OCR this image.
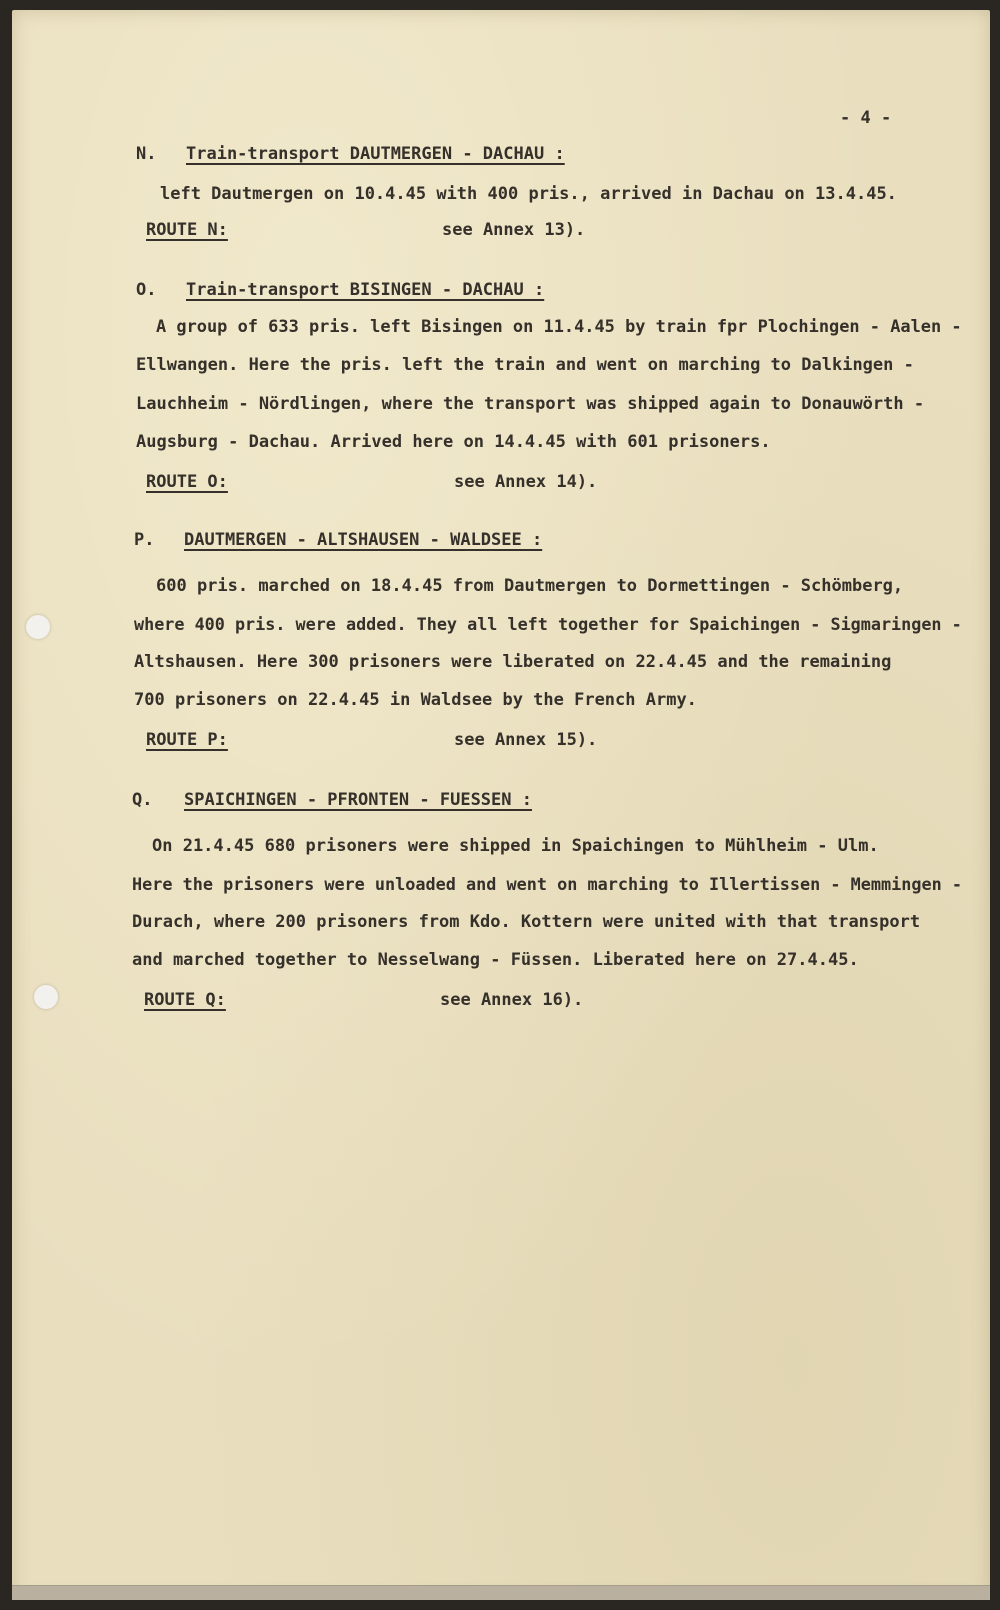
- 4 -
N. Train-transport DAUTMERGEN - DACHAU :
left Dautmergen on 10.4.45 with 400 pris., arrived in Dachau on 13.4.45.
ROUTE N:	see Annex 13).
O. Train-transport BISINGEN - DACHAU :
A group of 633 pris. left Bisingen on 11.4.45 by train fpr Plochingen - Aalen -
Ellwangen. Here the pris. left the train and went on marching to Dalkingen -
Lauchheim - Nördlingen, where the transport was shipped again to Donauwörth -
Augsburg - Dachau. Arrived here on 14.4.45 with 601 prisoners.
ROUTE O:	see Annex 14).
P. DAUTMERGEN - ALTSHAUSEN - WALDSEE :
600 pris. marched on 18.4.45 from Dautmergen to Dormettingen - Schömberg,
where 400 pris. were added. They all left together for Spaichingen - Sigmaringen -
Altshausen. Here 300 prisoners were liberated on 22.4.45 and the remaining
700 prisoners on 22.4.45 in Waldsee by the French Army.
ROUTE P:	see Annex 15).
Q. SPAICHINGEN - PFRONTEN - FUESSEN :
On 21.4.45 680 prisoners were shipped in Spaichingen to Mühlheim - Ulm.
Here the prisoners were unloaded and went on marching to Illertissen - Memmingen -
Durach, where 200 prisoners from Kdo. Kottern were united with that transport
and marched together to Nesselwang - Füssen. Liberated here on 27.4.45.
ROUTE Q:	see Annex 16).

_ _ _ _ _

Stated exercise » Quote everything in the listing above exactly; pictures are the only thing to omit.

Right answer »
OCR this image.
- 4 -
N. Train-transport DAUTMERGEN - DACHAU :
left Dautmergen on 10.4.45 with 400 pris., arrived in Dachau on 13.4.45.
ROUTE N:	see Annex 13).
O. Train-transport BISINGEN - DACHAU :
A group of 633 pris. left Bisingen on 11.4.45 by train fpr Plochingen - Aalen -
Ellwangen. Here the pris. left the train and went on marching to Dalkingen -
Lauchheim - Nördlingen, where the transport was shipped again to Donauwörth -
Augsburg - Dachau. Arrived here on 14.4.45 with 601 prisoners.
ROUTE O:	see Annex 14).
P. DAUTMERGEN - ALTSHAUSEN - WALDSEE :
600 pris. marched on 18.4.45 from Dautmergen to Dormettingen - Schömberg,
where 400 pris. were added. They all left together for Spaichingen - Sigmaringen -
Altshausen. Here 300 prisoners were liberated on 22.4.45 and the remaining
700 prisoners on 22.4.45 in Waldsee by the French Army.
ROUTE P:	see Annex 15).
Q. SPAICHINGEN - PFRONTEN - FUESSEN :
On 21.4.45 680 prisoners were shipped in Spaichingen to Mühlheim - Ulm.
Here the prisoners were unloaded and went on marching to Illertissen - Memmingen -
Durach, where 200 prisoners from Kdo. Kottern were united with that transport
and marched together to Nesselwang - Füssen. Liberated here on 27.4.45.
ROUTE Q:	see Annex 16).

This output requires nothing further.